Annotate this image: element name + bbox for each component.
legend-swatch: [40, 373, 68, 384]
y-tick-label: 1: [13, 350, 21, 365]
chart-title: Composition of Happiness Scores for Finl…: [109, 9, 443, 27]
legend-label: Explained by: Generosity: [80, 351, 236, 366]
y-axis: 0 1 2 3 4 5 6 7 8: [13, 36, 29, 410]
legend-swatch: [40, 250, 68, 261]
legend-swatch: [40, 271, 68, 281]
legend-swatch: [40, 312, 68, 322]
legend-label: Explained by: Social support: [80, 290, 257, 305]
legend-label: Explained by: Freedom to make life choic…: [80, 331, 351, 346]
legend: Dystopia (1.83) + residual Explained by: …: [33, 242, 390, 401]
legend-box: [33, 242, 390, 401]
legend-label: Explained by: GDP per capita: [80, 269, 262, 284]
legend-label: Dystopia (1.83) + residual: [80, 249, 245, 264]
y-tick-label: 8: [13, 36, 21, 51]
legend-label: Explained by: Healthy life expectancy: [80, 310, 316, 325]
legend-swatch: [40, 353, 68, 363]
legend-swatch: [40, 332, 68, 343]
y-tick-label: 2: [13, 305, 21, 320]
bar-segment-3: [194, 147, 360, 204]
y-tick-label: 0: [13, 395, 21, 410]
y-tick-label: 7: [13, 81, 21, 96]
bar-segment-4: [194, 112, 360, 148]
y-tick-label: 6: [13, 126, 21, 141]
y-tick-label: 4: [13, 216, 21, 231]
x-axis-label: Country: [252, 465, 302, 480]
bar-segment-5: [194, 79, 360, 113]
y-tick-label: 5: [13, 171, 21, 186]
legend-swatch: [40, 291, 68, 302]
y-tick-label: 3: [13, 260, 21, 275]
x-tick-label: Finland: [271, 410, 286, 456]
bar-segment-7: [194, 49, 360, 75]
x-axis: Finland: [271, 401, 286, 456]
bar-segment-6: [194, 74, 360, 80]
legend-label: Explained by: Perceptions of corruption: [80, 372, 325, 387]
____
• TASK DIRECTIONS
Quote every row above verbatim, keeping each one on its own line in the original order.

• WRITTEN RESPONSE
Annotate this image: element name + bbox for each component.
legend-swatch: [40, 373, 68, 384]
y-tick-label: 1: [13, 350, 21, 365]
chart-title: Composition of Happiness Scores for Finl…: [109, 9, 443, 27]
legend-label: Explained by: Generosity: [80, 351, 236, 366]
y-axis: 0 1 2 3 4 5 6 7 8: [13, 36, 29, 410]
legend-swatch: [40, 250, 68, 261]
legend-swatch: [40, 271, 68, 281]
legend-swatch: [40, 312, 68, 322]
legend-label: Explained by: Social support: [80, 290, 257, 305]
legend-label: Explained by: Freedom to make life choic…: [80, 331, 351, 346]
legend: Dystopia (1.83) + residual Explained by: …: [33, 242, 390, 401]
legend-box: [33, 242, 390, 401]
legend-label: Explained by: GDP per capita: [80, 269, 262, 284]
legend-label: Dystopia (1.83) + residual: [80, 249, 245, 264]
y-tick-label: 8: [13, 36, 21, 51]
legend-label: Explained by: Healthy life expectancy: [80, 310, 316, 325]
legend-swatch: [40, 353, 68, 363]
legend-swatch: [40, 332, 68, 343]
y-tick-label: 2: [13, 305, 21, 320]
bar-segment-3: [194, 147, 360, 204]
y-tick-label: 0: [13, 395, 21, 410]
y-tick-label: 7: [13, 81, 21, 96]
bar-segment-4: [194, 112, 360, 148]
y-tick-label: 6: [13, 126, 21, 141]
y-tick-label: 4: [13, 216, 21, 231]
x-axis-label: Country: [252, 465, 302, 480]
bar-segment-5: [194, 79, 360, 113]
y-tick-label: 5: [13, 171, 21, 186]
legend-swatch: [40, 291, 68, 302]
y-tick-label: 3: [13, 260, 21, 275]
x-tick-label: Finland: [271, 410, 286, 456]
bar-segment-7: [194, 49, 360, 75]
x-axis: Finland: [271, 401, 286, 456]
bar-segment-6: [194, 74, 360, 80]
legend-label: Explained by: Perceptions of corruption: [80, 372, 325, 387]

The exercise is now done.